(EXERCISE): Please give the data below again in full, exactly as it stands.
─── LISTED RECORDS
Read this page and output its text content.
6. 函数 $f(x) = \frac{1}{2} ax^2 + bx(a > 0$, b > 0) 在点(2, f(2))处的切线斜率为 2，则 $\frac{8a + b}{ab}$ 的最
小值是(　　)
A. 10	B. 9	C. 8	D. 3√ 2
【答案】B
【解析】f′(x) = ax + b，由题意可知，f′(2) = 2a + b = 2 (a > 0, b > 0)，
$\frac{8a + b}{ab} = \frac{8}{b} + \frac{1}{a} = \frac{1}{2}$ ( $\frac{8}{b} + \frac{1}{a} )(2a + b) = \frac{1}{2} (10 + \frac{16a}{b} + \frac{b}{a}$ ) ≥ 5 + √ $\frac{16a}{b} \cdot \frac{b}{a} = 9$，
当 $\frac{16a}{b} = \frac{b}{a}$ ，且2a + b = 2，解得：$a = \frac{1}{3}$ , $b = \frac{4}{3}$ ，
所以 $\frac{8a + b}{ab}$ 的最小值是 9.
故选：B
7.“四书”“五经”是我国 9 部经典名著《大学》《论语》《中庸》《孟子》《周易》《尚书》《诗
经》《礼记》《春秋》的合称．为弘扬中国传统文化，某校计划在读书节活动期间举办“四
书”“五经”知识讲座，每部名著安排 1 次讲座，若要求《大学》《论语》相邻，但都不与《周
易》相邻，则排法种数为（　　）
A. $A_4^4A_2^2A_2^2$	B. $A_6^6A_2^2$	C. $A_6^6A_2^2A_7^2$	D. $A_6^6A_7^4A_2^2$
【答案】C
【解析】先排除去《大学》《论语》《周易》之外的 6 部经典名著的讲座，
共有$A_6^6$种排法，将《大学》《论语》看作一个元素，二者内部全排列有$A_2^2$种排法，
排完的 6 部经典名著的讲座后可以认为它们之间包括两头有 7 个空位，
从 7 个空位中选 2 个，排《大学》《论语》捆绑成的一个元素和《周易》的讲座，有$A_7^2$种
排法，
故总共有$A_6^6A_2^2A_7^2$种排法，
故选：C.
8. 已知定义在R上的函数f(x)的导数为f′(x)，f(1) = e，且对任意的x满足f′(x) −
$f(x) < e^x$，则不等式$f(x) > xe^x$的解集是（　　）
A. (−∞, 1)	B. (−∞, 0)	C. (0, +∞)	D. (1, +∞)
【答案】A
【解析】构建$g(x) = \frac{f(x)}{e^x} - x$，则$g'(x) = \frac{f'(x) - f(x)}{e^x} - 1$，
──────
(SOLUTION TO THIS EXERCISE):
Read this page and output its text content.
6. 函数 $f(x) = \frac{1}{2} ax^2 + bx(a > 0$, b > 0) 在点(2, f(2))处的切线斜率为 2，则 $\frac{8a + b}{ab}$ 的最
小值是(　　)
A. 10	B. 9	C. 8	D. 3√ 2
【答案】B
【解析】f′(x) = ax + b，由题意可知，f′(2) = 2a + b = 2 (a > 0, b > 0)，
$\frac{8a + b}{ab} = \frac{8}{b} + \frac{1}{a} = \frac{1}{2}$ ( $\frac{8}{b} + \frac{1}{a} )(2a + b) = \frac{1}{2} (10 + \frac{16a}{b} + \frac{b}{a}$ ) ≥ 5 + √ $\frac{16a}{b} \cdot \frac{b}{a} = 9$，
当 $\frac{16a}{b} = \frac{b}{a}$ ，且2a + b = 2，解得：$a = \frac{1}{3}$ , $b = \frac{4}{3}$ ，
所以 $\frac{8a + b}{ab}$ 的最小值是 9.
故选：B
7.“四书”“五经”是我国 9 部经典名著《大学》《论语》《中庸》《孟子》《周易》《尚书》《诗
经》《礼记》《春秋》的合称．为弘扬中国传统文化，某校计划在读书节活动期间举办“四
书”“五经”知识讲座，每部名著安排 1 次讲座，若要求《大学》《论语》相邻，但都不与《周
易》相邻，则排法种数为（　　）
A. $A_4^4A_2^2A_2^2$	B. $A_6^6A_2^2$	C. $A_6^6A_2^2A_7^2$	D. $A_6^6A_7^4A_2^2$
【答案】C
【解析】先排除去《大学》《论语》《周易》之外的 6 部经典名著的讲座，
共有$A_6^6$种排法，将《大学》《论语》看作一个元素，二者内部全排列有$A_2^2$种排法，
排完的 6 部经典名著的讲座后可以认为它们之间包括两头有 7 个空位，
从 7 个空位中选 2 个，排《大学》《论语》捆绑成的一个元素和《周易》的讲座，有$A_7^2$种
排法，
故总共有$A_6^6A_2^2A_7^2$种排法，
故选：C.
8. 已知定义在R上的函数f(x)的导数为f′(x)，f(1) = e，且对任意的x满足f′(x) −
$f(x) < e^x$，则不等式$f(x) > xe^x$的解集是（　　）
A. (−∞, 1)	B. (−∞, 0)	C. (0, +∞)	D. (1, +∞)
【答案】A
【解析】构建$g(x) = \frac{f(x)}{e^x} - x$，则$g'(x) = \frac{f'(x) - f(x)}{e^x} - 1$，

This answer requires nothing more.